### What is being asked
From the entries below, count every line that contains the word "JSON". Please give the number and nothing else.

===== The records

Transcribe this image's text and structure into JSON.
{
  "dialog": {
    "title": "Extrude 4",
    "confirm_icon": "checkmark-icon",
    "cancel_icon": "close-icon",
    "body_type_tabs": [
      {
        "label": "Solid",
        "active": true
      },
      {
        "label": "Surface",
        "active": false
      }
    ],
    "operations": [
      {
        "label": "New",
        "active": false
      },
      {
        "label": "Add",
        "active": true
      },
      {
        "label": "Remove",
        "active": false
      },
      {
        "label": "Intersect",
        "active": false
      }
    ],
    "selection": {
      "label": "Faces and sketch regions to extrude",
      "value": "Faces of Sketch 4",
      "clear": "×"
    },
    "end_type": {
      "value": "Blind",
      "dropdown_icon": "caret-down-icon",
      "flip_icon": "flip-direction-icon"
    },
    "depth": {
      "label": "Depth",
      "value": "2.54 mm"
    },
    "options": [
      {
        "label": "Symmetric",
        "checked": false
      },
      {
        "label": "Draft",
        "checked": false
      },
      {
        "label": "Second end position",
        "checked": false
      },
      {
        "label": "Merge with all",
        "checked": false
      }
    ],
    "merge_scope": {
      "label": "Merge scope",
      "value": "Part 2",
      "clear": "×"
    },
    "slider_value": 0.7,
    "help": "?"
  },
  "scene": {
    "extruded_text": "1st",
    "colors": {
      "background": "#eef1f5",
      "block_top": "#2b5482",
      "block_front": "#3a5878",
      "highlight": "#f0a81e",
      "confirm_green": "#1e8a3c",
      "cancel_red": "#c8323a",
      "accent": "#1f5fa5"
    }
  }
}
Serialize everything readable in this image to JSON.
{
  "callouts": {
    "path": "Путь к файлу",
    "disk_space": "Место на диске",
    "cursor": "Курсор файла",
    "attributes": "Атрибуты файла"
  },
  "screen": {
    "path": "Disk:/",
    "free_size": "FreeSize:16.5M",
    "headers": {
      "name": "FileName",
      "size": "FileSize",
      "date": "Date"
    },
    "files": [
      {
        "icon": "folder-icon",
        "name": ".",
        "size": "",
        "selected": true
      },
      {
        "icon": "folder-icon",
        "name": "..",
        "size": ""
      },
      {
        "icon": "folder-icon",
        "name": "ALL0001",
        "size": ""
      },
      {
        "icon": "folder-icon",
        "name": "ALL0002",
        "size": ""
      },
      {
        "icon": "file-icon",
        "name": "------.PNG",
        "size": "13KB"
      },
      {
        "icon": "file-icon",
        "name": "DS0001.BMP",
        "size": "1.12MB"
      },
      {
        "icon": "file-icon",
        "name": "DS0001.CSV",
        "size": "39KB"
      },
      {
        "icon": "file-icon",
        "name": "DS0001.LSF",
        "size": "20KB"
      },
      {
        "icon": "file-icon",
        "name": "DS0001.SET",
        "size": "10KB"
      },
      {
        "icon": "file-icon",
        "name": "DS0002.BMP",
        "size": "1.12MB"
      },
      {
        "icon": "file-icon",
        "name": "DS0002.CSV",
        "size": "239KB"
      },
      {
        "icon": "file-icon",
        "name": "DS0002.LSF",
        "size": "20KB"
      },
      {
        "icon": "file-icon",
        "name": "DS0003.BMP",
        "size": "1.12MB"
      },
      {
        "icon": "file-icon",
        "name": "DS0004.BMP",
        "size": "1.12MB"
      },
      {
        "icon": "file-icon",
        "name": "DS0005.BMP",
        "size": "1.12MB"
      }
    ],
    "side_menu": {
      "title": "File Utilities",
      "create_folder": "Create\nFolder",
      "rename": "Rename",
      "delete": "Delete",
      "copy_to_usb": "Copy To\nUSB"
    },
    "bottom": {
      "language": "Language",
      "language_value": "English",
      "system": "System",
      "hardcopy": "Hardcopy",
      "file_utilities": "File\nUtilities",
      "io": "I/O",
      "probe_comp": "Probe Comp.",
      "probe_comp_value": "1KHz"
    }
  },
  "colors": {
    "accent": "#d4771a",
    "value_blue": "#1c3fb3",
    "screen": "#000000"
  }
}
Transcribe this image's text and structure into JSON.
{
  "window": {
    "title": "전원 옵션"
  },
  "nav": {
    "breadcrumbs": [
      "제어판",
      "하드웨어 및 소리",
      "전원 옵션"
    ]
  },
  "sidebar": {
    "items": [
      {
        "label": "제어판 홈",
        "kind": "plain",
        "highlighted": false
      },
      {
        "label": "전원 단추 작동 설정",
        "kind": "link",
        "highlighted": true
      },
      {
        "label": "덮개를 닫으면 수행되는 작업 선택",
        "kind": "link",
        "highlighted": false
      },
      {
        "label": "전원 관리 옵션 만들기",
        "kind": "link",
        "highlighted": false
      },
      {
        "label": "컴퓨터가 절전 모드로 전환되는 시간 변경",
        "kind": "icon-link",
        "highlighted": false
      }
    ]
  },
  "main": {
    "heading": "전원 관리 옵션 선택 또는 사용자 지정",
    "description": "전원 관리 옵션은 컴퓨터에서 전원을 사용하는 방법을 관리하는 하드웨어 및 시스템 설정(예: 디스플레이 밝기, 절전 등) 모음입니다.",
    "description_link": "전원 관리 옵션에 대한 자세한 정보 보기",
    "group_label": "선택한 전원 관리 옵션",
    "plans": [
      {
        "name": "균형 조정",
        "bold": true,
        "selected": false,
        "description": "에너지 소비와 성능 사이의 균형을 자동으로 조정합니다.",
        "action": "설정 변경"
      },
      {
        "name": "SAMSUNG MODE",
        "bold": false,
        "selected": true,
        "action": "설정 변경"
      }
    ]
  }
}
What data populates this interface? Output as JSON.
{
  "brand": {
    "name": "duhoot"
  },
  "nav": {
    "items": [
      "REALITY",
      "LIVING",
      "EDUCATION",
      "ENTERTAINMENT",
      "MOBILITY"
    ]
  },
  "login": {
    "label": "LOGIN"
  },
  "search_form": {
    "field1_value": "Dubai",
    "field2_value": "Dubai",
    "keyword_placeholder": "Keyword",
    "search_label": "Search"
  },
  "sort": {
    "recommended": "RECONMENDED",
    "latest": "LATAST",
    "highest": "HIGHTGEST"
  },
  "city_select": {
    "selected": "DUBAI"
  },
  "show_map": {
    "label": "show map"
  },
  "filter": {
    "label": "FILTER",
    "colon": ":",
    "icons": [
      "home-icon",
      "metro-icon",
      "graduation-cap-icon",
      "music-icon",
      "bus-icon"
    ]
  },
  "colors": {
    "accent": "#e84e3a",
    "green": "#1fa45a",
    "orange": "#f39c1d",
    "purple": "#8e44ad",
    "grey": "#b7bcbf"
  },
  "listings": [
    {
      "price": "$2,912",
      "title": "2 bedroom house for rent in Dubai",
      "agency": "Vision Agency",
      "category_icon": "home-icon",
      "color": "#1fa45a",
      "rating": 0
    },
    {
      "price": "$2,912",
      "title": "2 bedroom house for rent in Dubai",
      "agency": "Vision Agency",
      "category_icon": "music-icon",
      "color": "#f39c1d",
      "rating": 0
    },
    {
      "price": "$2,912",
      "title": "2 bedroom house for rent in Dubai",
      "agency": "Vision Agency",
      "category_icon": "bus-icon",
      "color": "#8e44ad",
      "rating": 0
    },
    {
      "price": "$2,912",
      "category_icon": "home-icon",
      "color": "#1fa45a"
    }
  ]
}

==========

### Answer to this task
4